Problem: Look for the word "surface" in each line and report the count of matching lines, with nothing added.

Stored records:
···
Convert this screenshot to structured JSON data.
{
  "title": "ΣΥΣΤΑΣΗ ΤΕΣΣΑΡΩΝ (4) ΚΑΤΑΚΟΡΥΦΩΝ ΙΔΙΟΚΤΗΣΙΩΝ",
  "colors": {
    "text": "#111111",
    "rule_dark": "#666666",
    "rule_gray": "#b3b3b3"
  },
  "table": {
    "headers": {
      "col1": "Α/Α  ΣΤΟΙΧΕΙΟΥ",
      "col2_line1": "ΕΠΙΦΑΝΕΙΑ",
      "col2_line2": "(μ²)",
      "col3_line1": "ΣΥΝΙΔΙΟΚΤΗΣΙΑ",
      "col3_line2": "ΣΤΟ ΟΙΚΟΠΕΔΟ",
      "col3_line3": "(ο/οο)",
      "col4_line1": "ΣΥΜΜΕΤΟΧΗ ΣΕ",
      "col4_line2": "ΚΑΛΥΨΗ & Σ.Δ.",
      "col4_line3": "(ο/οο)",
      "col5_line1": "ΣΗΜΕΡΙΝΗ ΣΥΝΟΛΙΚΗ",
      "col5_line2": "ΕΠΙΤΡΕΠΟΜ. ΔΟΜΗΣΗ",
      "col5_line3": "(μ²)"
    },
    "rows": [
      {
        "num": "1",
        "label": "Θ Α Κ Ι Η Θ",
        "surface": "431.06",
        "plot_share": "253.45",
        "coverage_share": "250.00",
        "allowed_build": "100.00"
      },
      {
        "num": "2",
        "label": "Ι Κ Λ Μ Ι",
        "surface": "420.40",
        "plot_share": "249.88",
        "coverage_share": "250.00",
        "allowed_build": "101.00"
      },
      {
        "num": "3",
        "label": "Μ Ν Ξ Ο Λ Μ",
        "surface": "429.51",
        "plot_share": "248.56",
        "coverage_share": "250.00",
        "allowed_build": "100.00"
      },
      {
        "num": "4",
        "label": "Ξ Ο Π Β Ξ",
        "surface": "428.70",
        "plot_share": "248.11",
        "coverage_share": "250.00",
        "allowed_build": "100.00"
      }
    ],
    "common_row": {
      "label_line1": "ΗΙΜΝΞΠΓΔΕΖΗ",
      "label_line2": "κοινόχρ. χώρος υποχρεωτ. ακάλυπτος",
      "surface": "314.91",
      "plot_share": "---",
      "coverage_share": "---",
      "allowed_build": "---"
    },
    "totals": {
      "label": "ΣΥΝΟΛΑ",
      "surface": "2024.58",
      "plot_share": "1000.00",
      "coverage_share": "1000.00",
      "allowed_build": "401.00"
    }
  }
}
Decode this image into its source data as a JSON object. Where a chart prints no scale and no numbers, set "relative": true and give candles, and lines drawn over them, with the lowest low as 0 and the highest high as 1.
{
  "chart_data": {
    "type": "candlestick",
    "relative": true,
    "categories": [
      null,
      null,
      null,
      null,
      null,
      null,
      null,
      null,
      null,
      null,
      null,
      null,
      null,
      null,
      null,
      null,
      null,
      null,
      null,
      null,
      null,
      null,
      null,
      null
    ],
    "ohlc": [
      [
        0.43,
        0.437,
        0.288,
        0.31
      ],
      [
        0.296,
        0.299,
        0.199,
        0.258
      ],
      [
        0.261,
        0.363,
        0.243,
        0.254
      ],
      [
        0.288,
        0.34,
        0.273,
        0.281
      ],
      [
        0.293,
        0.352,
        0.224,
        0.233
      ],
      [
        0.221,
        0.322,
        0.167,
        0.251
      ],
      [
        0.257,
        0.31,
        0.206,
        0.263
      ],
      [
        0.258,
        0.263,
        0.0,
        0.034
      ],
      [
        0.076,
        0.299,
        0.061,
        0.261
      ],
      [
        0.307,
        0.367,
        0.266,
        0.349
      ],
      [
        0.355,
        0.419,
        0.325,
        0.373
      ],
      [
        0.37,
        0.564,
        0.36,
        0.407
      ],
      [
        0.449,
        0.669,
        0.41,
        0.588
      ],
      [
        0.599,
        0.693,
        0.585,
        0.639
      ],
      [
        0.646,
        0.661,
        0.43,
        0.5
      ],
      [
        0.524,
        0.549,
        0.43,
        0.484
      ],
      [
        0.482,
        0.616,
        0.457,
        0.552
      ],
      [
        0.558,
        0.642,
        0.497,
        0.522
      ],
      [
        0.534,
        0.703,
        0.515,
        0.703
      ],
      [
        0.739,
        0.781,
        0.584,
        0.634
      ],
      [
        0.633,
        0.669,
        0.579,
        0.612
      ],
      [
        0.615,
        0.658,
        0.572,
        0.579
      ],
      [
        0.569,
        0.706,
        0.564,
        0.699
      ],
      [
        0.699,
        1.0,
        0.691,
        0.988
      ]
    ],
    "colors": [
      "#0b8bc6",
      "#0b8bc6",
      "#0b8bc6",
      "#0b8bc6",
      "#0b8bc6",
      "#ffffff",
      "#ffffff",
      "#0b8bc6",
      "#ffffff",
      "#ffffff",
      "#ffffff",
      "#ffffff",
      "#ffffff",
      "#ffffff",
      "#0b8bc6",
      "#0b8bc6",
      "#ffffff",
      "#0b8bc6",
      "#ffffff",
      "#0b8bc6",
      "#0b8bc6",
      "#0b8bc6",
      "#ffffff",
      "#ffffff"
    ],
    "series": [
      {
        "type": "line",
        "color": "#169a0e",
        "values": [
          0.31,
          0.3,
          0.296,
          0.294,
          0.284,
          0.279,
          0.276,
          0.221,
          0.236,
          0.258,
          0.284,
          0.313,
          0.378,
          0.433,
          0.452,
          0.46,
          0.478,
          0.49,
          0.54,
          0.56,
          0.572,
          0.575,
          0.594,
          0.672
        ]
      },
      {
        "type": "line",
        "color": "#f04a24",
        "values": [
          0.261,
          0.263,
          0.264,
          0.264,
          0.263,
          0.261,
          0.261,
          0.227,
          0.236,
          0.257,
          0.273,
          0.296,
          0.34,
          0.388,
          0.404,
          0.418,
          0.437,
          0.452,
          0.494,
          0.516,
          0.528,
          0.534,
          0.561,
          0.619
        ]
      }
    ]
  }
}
···
Complete output: 6